- EXERCISE MATERIAL -
◆ ◆ ◆ ◆

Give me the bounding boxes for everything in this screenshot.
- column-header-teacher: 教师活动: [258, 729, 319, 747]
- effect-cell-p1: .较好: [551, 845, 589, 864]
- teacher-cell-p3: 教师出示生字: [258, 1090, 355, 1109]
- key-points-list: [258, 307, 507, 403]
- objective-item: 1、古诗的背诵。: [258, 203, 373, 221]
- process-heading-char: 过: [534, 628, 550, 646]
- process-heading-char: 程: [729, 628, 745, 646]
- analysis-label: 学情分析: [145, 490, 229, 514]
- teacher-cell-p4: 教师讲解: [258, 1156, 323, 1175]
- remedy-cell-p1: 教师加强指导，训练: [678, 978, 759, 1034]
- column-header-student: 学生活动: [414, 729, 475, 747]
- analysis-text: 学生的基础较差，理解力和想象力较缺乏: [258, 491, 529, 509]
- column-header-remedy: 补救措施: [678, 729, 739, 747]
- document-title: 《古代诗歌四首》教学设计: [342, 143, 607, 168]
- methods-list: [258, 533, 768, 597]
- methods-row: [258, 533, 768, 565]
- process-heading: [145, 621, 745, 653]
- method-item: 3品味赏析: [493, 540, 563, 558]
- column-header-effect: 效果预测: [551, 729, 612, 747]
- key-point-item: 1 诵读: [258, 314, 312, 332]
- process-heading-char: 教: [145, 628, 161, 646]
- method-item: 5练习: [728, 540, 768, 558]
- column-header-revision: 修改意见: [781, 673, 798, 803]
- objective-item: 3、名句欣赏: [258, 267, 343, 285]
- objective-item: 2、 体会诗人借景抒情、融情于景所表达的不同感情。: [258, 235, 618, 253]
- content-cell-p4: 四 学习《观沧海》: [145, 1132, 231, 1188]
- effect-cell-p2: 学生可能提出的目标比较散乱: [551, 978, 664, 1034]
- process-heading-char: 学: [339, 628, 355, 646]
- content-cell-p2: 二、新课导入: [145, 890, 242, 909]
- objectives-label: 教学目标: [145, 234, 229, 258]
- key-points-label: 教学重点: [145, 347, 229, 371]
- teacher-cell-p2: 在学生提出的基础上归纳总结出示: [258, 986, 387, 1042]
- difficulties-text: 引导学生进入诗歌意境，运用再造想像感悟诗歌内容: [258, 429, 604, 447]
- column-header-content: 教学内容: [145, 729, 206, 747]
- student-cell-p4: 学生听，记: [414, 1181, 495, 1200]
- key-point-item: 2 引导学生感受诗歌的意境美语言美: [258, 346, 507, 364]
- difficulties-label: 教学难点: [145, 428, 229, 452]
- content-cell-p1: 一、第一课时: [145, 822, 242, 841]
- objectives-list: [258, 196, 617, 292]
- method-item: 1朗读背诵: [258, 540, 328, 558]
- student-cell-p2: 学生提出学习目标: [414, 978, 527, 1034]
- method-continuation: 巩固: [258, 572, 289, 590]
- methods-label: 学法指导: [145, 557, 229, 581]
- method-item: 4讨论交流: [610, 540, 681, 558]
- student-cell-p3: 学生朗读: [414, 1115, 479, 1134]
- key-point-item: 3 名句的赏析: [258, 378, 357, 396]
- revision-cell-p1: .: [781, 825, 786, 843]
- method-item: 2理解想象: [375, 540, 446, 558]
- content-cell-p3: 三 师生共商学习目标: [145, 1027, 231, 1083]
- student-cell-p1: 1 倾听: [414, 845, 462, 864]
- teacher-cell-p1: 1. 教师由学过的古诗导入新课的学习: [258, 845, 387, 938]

◆ ◆ ◆ ◆

Identify every line above that contains the string "revision" and copy each of those lines in full.

- COMPLETED TASK -
- column-header-revision: 修改意见: [781, 673, 798, 803]
- revision-cell-p1: .: [781, 825, 786, 843]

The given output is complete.